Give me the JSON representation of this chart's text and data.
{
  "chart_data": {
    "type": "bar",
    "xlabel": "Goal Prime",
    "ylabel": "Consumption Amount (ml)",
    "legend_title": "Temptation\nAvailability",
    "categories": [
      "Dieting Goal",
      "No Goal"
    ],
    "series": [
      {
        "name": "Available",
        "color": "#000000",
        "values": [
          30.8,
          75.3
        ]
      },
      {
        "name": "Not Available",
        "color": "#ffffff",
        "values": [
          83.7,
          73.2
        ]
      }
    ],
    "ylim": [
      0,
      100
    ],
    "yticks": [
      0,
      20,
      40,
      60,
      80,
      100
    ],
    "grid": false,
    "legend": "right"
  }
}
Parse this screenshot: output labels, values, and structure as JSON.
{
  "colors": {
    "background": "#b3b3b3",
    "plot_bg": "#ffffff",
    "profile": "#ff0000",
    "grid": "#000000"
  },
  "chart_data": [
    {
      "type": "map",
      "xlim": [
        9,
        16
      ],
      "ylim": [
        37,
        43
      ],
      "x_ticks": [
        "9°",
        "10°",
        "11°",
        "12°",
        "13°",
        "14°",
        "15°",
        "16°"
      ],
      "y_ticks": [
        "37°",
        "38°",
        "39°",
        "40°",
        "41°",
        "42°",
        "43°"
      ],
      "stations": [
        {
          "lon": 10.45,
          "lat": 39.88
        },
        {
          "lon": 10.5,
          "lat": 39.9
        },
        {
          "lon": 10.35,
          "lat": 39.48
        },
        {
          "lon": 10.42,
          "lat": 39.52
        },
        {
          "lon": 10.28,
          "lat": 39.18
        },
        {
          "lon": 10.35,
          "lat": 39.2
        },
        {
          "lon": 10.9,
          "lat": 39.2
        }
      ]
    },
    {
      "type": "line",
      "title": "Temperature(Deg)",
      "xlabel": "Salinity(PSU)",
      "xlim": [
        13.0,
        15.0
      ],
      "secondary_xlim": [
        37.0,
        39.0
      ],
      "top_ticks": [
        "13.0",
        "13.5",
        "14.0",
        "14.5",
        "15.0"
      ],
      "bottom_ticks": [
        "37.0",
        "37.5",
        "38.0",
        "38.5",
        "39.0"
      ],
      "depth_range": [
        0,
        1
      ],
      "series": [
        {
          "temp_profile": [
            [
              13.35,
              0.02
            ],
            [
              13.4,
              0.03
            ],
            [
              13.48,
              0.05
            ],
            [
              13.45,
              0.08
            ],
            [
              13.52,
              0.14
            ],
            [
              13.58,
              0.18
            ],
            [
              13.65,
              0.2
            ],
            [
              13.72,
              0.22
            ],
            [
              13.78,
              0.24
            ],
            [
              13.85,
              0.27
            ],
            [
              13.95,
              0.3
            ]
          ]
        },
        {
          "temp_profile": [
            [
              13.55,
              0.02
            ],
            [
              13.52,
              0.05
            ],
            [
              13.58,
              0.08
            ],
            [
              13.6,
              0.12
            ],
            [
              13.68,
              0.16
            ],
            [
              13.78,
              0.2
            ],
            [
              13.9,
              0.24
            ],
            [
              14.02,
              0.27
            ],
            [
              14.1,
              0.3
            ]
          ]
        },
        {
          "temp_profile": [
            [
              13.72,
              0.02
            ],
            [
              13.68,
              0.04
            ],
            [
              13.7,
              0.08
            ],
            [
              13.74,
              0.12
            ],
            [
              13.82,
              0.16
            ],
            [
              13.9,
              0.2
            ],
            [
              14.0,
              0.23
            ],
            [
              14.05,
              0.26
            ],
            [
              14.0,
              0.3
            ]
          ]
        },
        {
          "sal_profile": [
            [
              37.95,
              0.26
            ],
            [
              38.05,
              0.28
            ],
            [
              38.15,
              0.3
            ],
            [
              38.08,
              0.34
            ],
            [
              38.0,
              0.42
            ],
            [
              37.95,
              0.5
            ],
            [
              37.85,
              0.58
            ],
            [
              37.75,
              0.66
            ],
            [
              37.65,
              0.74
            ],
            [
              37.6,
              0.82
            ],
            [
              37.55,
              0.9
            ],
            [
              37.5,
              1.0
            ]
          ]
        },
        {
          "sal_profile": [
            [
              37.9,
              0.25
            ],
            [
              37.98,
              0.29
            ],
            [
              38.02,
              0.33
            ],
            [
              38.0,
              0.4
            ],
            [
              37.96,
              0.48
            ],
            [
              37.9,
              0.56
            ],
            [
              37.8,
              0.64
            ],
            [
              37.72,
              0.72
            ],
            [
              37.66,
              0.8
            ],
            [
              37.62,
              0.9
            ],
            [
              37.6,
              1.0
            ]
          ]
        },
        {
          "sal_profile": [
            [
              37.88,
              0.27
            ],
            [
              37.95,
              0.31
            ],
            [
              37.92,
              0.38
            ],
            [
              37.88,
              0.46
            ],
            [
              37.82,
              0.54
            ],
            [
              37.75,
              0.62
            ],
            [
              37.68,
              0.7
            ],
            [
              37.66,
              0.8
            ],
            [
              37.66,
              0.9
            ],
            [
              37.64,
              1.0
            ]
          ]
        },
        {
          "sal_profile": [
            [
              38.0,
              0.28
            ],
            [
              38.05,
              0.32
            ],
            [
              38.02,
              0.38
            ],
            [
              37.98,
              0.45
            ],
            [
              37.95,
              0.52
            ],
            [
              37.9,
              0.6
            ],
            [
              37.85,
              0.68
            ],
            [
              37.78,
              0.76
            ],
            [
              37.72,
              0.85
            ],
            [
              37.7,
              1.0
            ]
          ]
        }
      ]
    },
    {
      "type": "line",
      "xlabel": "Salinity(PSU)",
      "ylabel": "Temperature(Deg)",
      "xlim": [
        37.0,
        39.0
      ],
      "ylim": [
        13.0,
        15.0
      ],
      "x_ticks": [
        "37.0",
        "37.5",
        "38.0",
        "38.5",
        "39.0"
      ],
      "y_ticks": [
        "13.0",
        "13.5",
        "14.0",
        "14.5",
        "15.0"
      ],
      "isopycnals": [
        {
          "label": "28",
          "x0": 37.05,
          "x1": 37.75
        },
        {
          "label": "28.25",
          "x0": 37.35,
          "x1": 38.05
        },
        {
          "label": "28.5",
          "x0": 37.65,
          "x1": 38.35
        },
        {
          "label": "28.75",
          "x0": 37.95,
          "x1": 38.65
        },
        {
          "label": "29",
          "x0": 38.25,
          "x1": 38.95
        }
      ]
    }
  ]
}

**Task directions:** Work out the number of lines above that include the string "this" and write only that number.

**Written solution:** 2